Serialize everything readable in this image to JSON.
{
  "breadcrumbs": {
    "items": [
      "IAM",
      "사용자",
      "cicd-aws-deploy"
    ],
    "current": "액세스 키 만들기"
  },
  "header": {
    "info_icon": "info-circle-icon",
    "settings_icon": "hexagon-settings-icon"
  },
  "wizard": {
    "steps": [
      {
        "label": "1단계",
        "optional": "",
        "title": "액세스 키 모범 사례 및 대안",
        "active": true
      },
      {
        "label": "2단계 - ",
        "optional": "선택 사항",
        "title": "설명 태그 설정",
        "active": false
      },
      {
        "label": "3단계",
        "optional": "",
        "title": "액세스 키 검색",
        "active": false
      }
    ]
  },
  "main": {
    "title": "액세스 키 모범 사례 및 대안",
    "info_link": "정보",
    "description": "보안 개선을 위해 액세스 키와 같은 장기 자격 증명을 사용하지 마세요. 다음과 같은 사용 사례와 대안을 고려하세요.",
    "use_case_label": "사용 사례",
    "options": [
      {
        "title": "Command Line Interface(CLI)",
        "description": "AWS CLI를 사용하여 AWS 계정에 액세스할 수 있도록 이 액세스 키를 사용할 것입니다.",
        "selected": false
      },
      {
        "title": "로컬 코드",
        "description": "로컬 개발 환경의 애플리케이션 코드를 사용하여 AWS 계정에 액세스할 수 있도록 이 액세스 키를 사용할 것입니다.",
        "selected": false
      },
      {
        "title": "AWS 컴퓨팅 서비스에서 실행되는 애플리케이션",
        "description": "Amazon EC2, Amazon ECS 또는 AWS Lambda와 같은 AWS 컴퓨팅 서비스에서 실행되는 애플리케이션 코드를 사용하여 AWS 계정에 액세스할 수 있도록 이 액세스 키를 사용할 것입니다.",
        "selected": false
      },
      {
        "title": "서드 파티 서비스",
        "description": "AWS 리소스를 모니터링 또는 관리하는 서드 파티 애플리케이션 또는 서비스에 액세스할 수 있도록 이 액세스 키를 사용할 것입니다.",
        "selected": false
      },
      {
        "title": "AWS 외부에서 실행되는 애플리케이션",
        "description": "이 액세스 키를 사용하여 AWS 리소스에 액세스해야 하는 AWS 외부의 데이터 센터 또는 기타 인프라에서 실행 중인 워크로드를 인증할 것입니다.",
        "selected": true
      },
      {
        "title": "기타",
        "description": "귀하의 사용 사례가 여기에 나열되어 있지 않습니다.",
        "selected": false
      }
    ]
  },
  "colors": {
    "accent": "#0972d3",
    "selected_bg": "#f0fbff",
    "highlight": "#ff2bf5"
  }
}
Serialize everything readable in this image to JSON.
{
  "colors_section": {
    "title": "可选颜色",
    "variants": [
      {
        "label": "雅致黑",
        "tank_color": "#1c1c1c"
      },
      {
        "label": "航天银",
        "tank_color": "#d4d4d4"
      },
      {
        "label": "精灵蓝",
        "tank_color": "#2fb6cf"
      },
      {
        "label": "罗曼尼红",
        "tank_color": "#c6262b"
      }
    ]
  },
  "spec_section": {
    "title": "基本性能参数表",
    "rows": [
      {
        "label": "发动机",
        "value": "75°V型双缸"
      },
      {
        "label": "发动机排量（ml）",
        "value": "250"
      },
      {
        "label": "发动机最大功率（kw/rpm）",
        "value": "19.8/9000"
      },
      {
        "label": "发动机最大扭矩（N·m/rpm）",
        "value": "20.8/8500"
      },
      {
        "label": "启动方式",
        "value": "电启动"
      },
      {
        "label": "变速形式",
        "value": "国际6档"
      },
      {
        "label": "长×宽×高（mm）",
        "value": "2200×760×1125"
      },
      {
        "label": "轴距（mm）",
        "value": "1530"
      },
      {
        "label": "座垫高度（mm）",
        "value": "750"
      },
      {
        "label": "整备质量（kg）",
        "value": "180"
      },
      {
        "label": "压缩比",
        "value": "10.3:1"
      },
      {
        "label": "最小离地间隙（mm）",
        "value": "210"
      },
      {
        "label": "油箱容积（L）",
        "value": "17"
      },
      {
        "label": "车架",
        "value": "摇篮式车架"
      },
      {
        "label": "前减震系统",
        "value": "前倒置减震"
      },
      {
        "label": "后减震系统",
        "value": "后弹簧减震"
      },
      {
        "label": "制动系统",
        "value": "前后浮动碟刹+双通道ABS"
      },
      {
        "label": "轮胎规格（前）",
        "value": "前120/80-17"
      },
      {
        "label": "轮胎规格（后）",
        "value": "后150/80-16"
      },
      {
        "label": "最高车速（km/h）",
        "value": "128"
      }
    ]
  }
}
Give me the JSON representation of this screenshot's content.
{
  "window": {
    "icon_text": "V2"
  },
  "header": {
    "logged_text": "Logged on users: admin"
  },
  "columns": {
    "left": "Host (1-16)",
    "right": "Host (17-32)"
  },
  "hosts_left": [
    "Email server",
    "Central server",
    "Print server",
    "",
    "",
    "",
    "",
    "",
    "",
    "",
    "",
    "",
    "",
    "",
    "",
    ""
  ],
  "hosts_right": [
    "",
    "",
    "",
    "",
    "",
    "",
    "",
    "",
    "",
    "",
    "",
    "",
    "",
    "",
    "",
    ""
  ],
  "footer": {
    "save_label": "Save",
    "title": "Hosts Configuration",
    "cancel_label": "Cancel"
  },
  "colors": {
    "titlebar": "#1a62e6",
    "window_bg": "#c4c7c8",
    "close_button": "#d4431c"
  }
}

==============================

> [Problem details]:
In the listing above, locate each line with "사용하여" and copy it.

> [Problem solution]:
        "description": "AWS CLI를 사용하여 AWS 계정에 액세스할 수 있도록 이 액세스 키를 사용할 것입니다.",
        "description": "로컬 개발 환경의 애플리케이션 코드를 사용하여 AWS 계정에 액세스할 수 있도록 이 액세스 키를 사용할 것입니다.",
        "description": "Amazon EC2, Amazon ECS 또는 AWS Lambda와 같은 AWS 컴퓨팅 서비스에서 실행되는 애플리케이션 코드를 사용하여 AWS 계정에 액세스할 수 있도록 이 액세스 키를 사용할 것입니다.",
        "description": "이 액세스 키를 사용하여 AWS 리소스에 액세스해야 하는 AWS 외부의 데이터 센터 또는 기타 인프라에서 실행 중인 워크로드를 인증할 것입니다.",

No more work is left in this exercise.